=== What to do ===
Repeat the listing in full, exactly as it stands.
— Start Entries provided —
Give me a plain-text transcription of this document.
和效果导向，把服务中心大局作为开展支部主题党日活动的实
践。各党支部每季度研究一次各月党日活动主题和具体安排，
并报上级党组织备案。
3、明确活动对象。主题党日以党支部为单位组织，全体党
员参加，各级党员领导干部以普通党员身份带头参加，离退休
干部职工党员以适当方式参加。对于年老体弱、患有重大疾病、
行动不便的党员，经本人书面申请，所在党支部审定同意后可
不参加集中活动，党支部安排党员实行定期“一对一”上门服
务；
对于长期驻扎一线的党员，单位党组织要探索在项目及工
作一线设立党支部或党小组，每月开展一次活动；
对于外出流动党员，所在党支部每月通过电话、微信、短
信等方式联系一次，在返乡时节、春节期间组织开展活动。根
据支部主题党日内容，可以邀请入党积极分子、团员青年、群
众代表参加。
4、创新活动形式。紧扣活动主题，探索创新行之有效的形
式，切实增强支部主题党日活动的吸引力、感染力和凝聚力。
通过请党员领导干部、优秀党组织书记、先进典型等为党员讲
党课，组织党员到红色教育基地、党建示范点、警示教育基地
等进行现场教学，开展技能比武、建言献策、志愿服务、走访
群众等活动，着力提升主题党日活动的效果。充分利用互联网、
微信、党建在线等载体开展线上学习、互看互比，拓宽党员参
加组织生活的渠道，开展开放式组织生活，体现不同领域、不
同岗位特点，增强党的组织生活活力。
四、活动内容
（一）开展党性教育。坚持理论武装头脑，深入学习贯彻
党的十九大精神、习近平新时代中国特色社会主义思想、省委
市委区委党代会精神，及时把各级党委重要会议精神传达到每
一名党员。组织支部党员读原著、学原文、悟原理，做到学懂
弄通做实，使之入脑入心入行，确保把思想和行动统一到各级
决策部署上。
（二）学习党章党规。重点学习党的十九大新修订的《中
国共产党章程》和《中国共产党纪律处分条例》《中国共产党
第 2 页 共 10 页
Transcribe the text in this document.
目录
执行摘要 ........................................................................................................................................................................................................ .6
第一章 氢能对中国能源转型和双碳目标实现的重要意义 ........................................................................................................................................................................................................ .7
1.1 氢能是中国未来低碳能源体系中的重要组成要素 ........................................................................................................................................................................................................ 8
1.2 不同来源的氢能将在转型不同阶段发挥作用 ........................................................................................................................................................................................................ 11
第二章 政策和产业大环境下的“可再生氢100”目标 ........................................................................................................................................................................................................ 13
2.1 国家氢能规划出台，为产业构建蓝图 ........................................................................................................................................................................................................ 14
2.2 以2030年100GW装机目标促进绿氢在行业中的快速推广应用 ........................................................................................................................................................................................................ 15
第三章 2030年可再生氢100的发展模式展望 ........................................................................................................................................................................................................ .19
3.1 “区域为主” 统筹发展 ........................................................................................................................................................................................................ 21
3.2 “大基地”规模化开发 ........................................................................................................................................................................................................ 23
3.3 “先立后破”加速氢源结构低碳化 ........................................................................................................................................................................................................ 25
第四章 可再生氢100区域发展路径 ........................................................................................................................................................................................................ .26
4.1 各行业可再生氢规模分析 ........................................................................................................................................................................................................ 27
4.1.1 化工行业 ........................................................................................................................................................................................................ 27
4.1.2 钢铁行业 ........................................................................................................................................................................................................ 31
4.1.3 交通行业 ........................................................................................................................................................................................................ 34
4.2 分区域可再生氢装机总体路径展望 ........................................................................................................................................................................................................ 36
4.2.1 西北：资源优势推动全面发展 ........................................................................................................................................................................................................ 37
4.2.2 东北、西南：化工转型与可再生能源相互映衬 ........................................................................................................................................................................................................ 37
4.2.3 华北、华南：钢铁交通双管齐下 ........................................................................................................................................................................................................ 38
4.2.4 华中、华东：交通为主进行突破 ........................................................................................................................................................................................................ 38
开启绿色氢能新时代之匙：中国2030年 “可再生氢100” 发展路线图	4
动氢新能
— End Entries provided —
=== Result for this task ===
Give me a plain-text transcription of this document.
和效果导向，把服务中心大局作为开展支部主题党日活动的实
践。各党支部每季度研究一次各月党日活动主题和具体安排，
并报上级党组织备案。
3、明确活动对象。主题党日以党支部为单位组织，全体党
员参加，各级党员领导干部以普通党员身份带头参加，离退休
干部职工党员以适当方式参加。对于年老体弱、患有重大疾病、
行动不便的党员，经本人书面申请，所在党支部审定同意后可
不参加集中活动，党支部安排党员实行定期“一对一”上门服
务；
对于长期驻扎一线的党员，单位党组织要探索在项目及工
作一线设立党支部或党小组，每月开展一次活动；
对于外出流动党员，所在党支部每月通过电话、微信、短
信等方式联系一次，在返乡时节、春节期间组织开展活动。根
据支部主题党日内容，可以邀请入党积极分子、团员青年、群
众代表参加。
4、创新活动形式。紧扣活动主题，探索创新行之有效的形
式，切实增强支部主题党日活动的吸引力、感染力和凝聚力。
通过请党员领导干部、优秀党组织书记、先进典型等为党员讲
党课，组织党员到红色教育基地、党建示范点、警示教育基地
等进行现场教学，开展技能比武、建言献策、志愿服务、走访
群众等活动，着力提升主题党日活动的效果。充分利用互联网、
微信、党建在线等载体开展线上学习、互看互比，拓宽党员参
加组织生活的渠道，开展开放式组织生活，体现不同领域、不
同岗位特点，增强党的组织生活活力。
四、活动内容
（一）开展党性教育。坚持理论武装头脑，深入学习贯彻
党的十九大精神、习近平新时代中国特色社会主义思想、省委
市委区委党代会精神，及时把各级党委重要会议精神传达到每
一名党员。组织支部党员读原著、学原文、悟原理，做到学懂
弄通做实，使之入脑入心入行，确保把思想和行动统一到各级
决策部署上。
（二）学习党章党规。重点学习党的十九大新修订的《中
国共产党章程》和《中国共产党纪律处分条例》《中国共产党
第 2 页 共 10 页
Transcribe the text in this document.
目录
执行摘要 ........................................................................................................................................................................................................ .6
第一章 氢能对中国能源转型和双碳目标实现的重要意义 ........................................................................................................................................................................................................ .7
1.1 氢能是中国未来低碳能源体系中的重要组成要素 ........................................................................................................................................................................................................ 8
1.2 不同来源的氢能将在转型不同阶段发挥作用 ........................................................................................................................................................................................................ 11
第二章 政策和产业大环境下的“可再生氢100”目标 ........................................................................................................................................................................................................ 13
2.1 国家氢能规划出台，为产业构建蓝图 ........................................................................................................................................................................................................ 14
2.2 以2030年100GW装机目标促进绿氢在行业中的快速推广应用 ........................................................................................................................................................................................................ 15
第三章 2030年可再生氢100的发展模式展望 ........................................................................................................................................................................................................ .19
3.1 “区域为主” 统筹发展 ........................................................................................................................................................................................................ 21
3.2 “大基地”规模化开发 ........................................................................................................................................................................................................ 23
3.3 “先立后破”加速氢源结构低碳化 ........................................................................................................................................................................................................ 25
第四章 可再生氢100区域发展路径 ........................................................................................................................................................................................................ .26
4.1 各行业可再生氢规模分析 ........................................................................................................................................................................................................ 27
4.1.1 化工行业 ........................................................................................................................................................................................................ 27
4.1.2 钢铁行业 ........................................................................................................................................................................................................ 31
4.1.3 交通行业 ........................................................................................................................................................................................................ 34
4.2 分区域可再生氢装机总体路径展望 ........................................................................................................................................................................................................ 36
4.2.1 西北：资源优势推动全面发展 ........................................................................................................................................................................................................ 37
4.2.2 东北、西南：化工转型与可再生能源相互映衬 ........................................................................................................................................................................................................ 37
4.2.3 华北、华南：钢铁交通双管齐下 ........................................................................................................................................................................................................ 38
4.2.4 华中、华东：交通为主进行突破 ........................................................................................................................................................................................................ 38
开启绿色氢能新时代之匙：中国2030年 “可再生氢100” 发展路线图	4
动氢新能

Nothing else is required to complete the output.